## PROBLEM REQUIREMENTS
Your answer must be an exact copy of every record below.

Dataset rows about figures
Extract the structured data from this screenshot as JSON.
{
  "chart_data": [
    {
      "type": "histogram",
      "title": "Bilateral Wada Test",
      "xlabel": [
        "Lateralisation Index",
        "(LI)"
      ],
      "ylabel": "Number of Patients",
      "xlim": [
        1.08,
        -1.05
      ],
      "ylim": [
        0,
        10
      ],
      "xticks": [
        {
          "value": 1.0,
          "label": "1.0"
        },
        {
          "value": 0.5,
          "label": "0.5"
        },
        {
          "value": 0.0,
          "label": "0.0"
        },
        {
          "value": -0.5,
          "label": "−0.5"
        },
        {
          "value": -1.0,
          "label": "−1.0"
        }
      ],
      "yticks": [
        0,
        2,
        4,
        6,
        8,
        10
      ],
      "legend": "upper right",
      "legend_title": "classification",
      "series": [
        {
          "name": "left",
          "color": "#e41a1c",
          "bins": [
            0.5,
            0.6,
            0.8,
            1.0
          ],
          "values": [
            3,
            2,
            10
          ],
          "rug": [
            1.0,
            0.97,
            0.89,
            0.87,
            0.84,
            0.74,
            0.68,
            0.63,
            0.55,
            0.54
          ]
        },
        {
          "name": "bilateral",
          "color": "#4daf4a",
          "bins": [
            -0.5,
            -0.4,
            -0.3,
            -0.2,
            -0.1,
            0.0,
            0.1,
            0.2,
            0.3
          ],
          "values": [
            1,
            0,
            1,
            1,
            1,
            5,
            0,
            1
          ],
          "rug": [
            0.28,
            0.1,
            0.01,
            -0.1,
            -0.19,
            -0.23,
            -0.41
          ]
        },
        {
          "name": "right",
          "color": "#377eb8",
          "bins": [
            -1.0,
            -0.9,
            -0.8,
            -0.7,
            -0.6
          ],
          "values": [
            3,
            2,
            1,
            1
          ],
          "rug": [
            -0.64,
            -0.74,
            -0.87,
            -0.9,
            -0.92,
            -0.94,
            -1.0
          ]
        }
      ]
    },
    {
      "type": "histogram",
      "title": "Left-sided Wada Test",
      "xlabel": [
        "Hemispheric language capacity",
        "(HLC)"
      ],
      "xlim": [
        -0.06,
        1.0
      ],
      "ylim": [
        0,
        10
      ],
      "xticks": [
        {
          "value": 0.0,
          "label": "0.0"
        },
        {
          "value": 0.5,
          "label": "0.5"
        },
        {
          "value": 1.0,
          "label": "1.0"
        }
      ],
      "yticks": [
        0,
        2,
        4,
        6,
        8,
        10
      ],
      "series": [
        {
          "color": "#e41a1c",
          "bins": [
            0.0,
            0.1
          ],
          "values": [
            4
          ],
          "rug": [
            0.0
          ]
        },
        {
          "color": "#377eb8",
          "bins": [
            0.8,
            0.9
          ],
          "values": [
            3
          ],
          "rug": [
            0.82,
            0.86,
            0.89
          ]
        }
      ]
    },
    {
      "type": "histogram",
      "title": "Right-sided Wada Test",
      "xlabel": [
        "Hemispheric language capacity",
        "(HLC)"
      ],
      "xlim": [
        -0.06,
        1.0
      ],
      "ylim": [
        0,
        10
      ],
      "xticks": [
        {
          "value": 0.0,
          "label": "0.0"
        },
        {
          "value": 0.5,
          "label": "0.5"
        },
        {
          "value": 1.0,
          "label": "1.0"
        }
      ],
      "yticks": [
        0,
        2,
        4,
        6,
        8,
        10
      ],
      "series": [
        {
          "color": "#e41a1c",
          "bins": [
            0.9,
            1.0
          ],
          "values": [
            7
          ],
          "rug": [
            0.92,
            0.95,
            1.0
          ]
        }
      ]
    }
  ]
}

## FINISHED EXERCISE
Extract the structured data from this screenshot as JSON.
{
  "chart_data": [
    {
      "type": "histogram",
      "title": "Bilateral Wada Test",
      "xlabel": [
        "Lateralisation Index",
        "(LI)"
      ],
      "ylabel": "Number of Patients",
      "xlim": [
        1.08,
        -1.05
      ],
      "ylim": [
        0,
        10
      ],
      "xticks": [
        {
          "value": 1.0,
          "label": "1.0"
        },
        {
          "value": 0.5,
          "label": "0.5"
        },
        {
          "value": 0.0,
          "label": "0.0"
        },
        {
          "value": -0.5,
          "label": "−0.5"
        },
        {
          "value": -1.0,
          "label": "−1.0"
        }
      ],
      "yticks": [
        0,
        2,
        4,
        6,
        8,
        10
      ],
      "legend": "upper right",
      "legend_title": "classification",
      "series": [
        {
          "name": "left",
          "color": "#e41a1c",
          "bins": [
            0.5,
            0.6,
            0.8,
            1.0
          ],
          "values": [
            3,
            2,
            10
          ],
          "rug": [
            1.0,
            0.97,
            0.89,
            0.87,
            0.84,
            0.74,
            0.68,
            0.63,
            0.55,
            0.54
          ]
        },
        {
          "name": "bilateral",
          "color": "#4daf4a",
          "bins": [
            -0.5,
            -0.4,
            -0.3,
            -0.2,
            -0.1,
            0.0,
            0.1,
            0.2,
            0.3
          ],
          "values": [
            1,
            0,
            1,
            1,
            1,
            5,
            0,
            1
          ],
          "rug": [
            0.28,
            0.1,
            0.01,
            -0.1,
            -0.19,
            -0.23,
            -0.41
          ]
        },
        {
          "name": "right",
          "color": "#377eb8",
          "bins": [
            -1.0,
            -0.9,
            -0.8,
            -0.7,
            -0.6
          ],
          "values": [
            3,
            2,
            1,
            1
          ],
          "rug": [
            -0.64,
            -0.74,
            -0.87,
            -0.9,
            -0.92,
            -0.94,
            -1.0
          ]
        }
      ]
    },
    {
      "type": "histogram",
      "title": "Left-sided Wada Test",
      "xlabel": [
        "Hemispheric language capacity",
        "(HLC)"
      ],
      "xlim": [
        -0.06,
        1.0
      ],
      "ylim": [
        0,
        10
      ],
      "xticks": [
        {
          "value": 0.0,
          "label": "0.0"
        },
        {
          "value": 0.5,
          "label": "0.5"
        },
        {
          "value": 1.0,
          "label": "1.0"
        }
      ],
      "yticks": [
        0,
        2,
        4,
        6,
        8,
        10
      ],
      "series": [
        {
          "color": "#e41a1c",
          "bins": [
            0.0,
            0.1
          ],
          "values": [
            4
          ],
          "rug": [
            0.0
          ]
        },
        {
          "color": "#377eb8",
          "bins": [
            0.8,
            0.9
          ],
          "values": [
            3
          ],
          "rug": [
            0.82,
            0.86,
            0.89
          ]
        }
      ]
    },
    {
      "type": "histogram",
      "title": "Right-sided Wada Test",
      "xlabel": [
        "Hemispheric language capacity",
        "(HLC)"
      ],
      "xlim": [
        -0.06,
        1.0
      ],
      "ylim": [
        0,
        10
      ],
      "xticks": [
        {
          "value": 0.0,
          "label": "0.0"
        },
        {
          "value": 0.5,
          "label": "0.5"
        },
        {
          "value": 1.0,
          "label": "1.0"
        }
      ],
      "yticks": [
        0,
        2,
        4,
        6,
        8,
        10
      ],
      "series": [
        {
          "color": "#e41a1c",
          "bins": [
            0.9,
            1.0
          ],
          "values": [
            7
          ],
          "rug": [
            0.92,
            0.95,
            1.0
          ]
        }
      ]
    }
  ]
}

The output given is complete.